Exercise aim:
Do not include the pictures; repeat the rest of the data exactly.

Begin

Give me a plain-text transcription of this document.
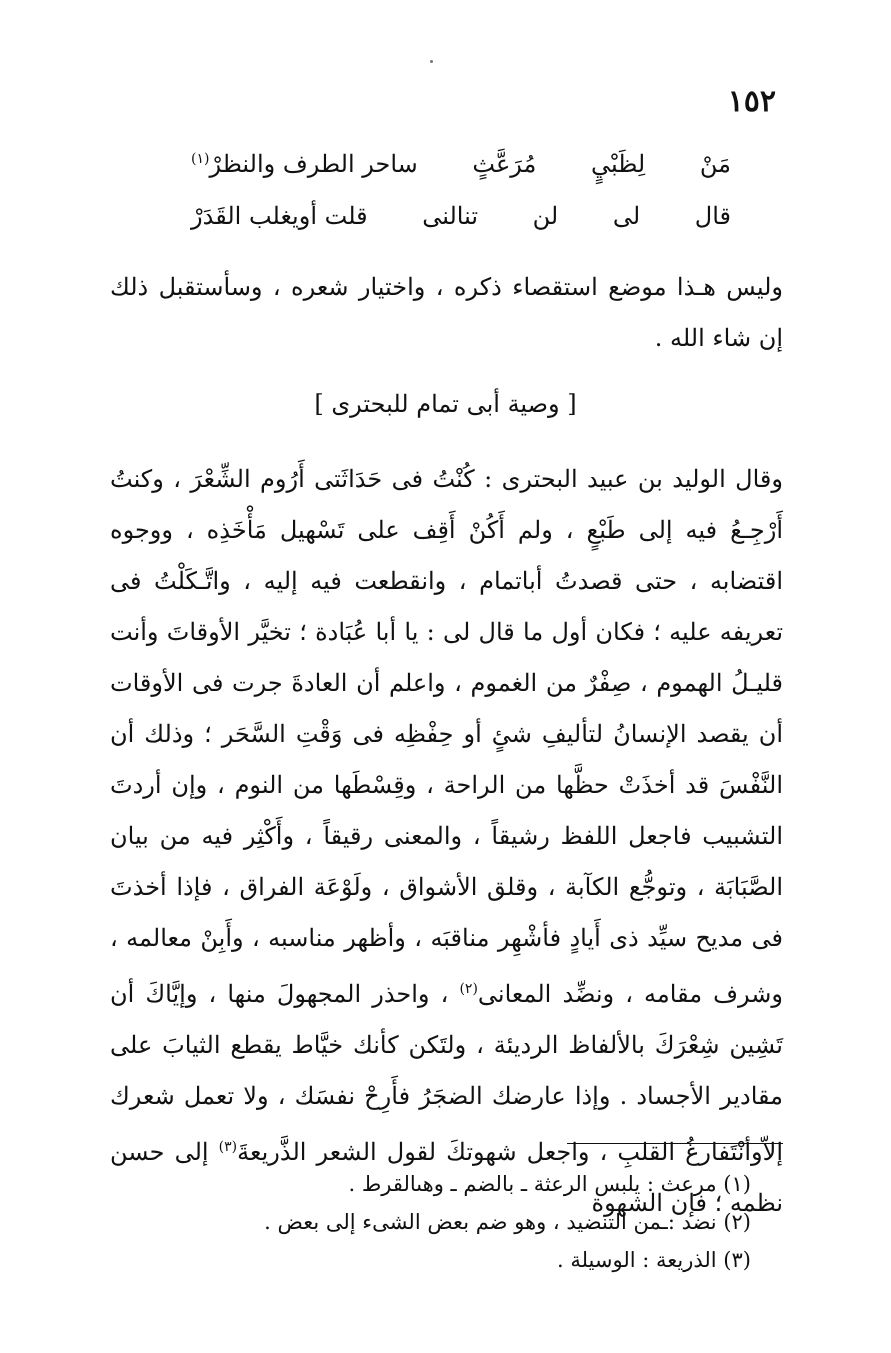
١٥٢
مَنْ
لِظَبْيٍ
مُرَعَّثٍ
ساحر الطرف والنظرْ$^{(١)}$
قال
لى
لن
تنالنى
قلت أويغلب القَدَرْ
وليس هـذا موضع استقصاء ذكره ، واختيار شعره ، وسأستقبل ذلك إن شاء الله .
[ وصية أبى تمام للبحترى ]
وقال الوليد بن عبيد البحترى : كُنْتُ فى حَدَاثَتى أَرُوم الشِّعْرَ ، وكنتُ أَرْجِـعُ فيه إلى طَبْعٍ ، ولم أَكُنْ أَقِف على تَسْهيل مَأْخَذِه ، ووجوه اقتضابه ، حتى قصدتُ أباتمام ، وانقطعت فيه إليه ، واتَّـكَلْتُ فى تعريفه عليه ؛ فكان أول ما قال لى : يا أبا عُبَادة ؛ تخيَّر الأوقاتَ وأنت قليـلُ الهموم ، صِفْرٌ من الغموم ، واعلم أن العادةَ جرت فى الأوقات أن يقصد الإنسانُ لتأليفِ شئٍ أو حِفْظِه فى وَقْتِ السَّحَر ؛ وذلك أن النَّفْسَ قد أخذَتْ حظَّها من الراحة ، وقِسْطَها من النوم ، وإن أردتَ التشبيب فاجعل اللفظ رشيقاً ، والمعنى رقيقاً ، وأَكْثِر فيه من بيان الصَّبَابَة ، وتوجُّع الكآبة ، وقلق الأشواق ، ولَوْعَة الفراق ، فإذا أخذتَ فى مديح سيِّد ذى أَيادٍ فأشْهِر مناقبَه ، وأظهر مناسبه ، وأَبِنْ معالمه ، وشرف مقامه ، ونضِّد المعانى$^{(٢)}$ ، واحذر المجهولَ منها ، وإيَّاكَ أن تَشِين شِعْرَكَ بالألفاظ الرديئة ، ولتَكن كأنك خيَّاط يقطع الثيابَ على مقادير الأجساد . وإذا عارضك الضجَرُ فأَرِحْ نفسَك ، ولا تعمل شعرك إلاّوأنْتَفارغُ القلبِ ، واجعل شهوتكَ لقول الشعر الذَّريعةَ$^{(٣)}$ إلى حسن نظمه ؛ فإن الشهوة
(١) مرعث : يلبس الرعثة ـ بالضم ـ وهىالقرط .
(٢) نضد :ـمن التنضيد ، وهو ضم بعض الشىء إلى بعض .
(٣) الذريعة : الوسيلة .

End

Worked solution:
Give me a plain-text transcription of this document.
١٥٢
مَنْ
لِظَبْيٍ
مُرَعَّثٍ
ساحر الطرف والنظرْ$^{(١)}$
قال
لى
لن
تنالنى
قلت أويغلب القَدَرْ
وليس هـذا موضع استقصاء ذكره ، واختيار شعره ، وسأستقبل ذلك إن شاء الله .
[ وصية أبى تمام للبحترى ]
وقال الوليد بن عبيد البحترى : كُنْتُ فى حَدَاثَتى أَرُوم الشِّعْرَ ، وكنتُ أَرْجِـعُ فيه إلى طَبْعٍ ، ولم أَكُنْ أَقِف على تَسْهيل مَأْخَذِه ، ووجوه اقتضابه ، حتى قصدتُ أباتمام ، وانقطعت فيه إليه ، واتَّـكَلْتُ فى تعريفه عليه ؛ فكان أول ما قال لى : يا أبا عُبَادة ؛ تخيَّر الأوقاتَ وأنت قليـلُ الهموم ، صِفْرٌ من الغموم ، واعلم أن العادةَ جرت فى الأوقات أن يقصد الإنسانُ لتأليفِ شئٍ أو حِفْظِه فى وَقْتِ السَّحَر ؛ وذلك أن النَّفْسَ قد أخذَتْ حظَّها من الراحة ، وقِسْطَها من النوم ، وإن أردتَ التشبيب فاجعل اللفظ رشيقاً ، والمعنى رقيقاً ، وأَكْثِر فيه من بيان الصَّبَابَة ، وتوجُّع الكآبة ، وقلق الأشواق ، ولَوْعَة الفراق ، فإذا أخذتَ فى مديح سيِّد ذى أَيادٍ فأشْهِر مناقبَه ، وأظهر مناسبه ، وأَبِنْ معالمه ، وشرف مقامه ، ونضِّد المعانى$^{(٢)}$ ، واحذر المجهولَ منها ، وإيَّاكَ أن تَشِين شِعْرَكَ بالألفاظ الرديئة ، ولتَكن كأنك خيَّاط يقطع الثيابَ على مقادير الأجساد . وإذا عارضك الضجَرُ فأَرِحْ نفسَك ، ولا تعمل شعرك إلاّوأنْتَفارغُ القلبِ ، واجعل شهوتكَ لقول الشعر الذَّريعةَ$^{(٣)}$ إلى حسن نظمه ؛ فإن الشهوة
(١) مرعث : يلبس الرعثة ـ بالضم ـ وهىالقرط .
(٢) نضد :ـمن التنضيد ، وهو ضم بعض الشىء إلى بعض .
(٣) الذريعة : الوسيلة .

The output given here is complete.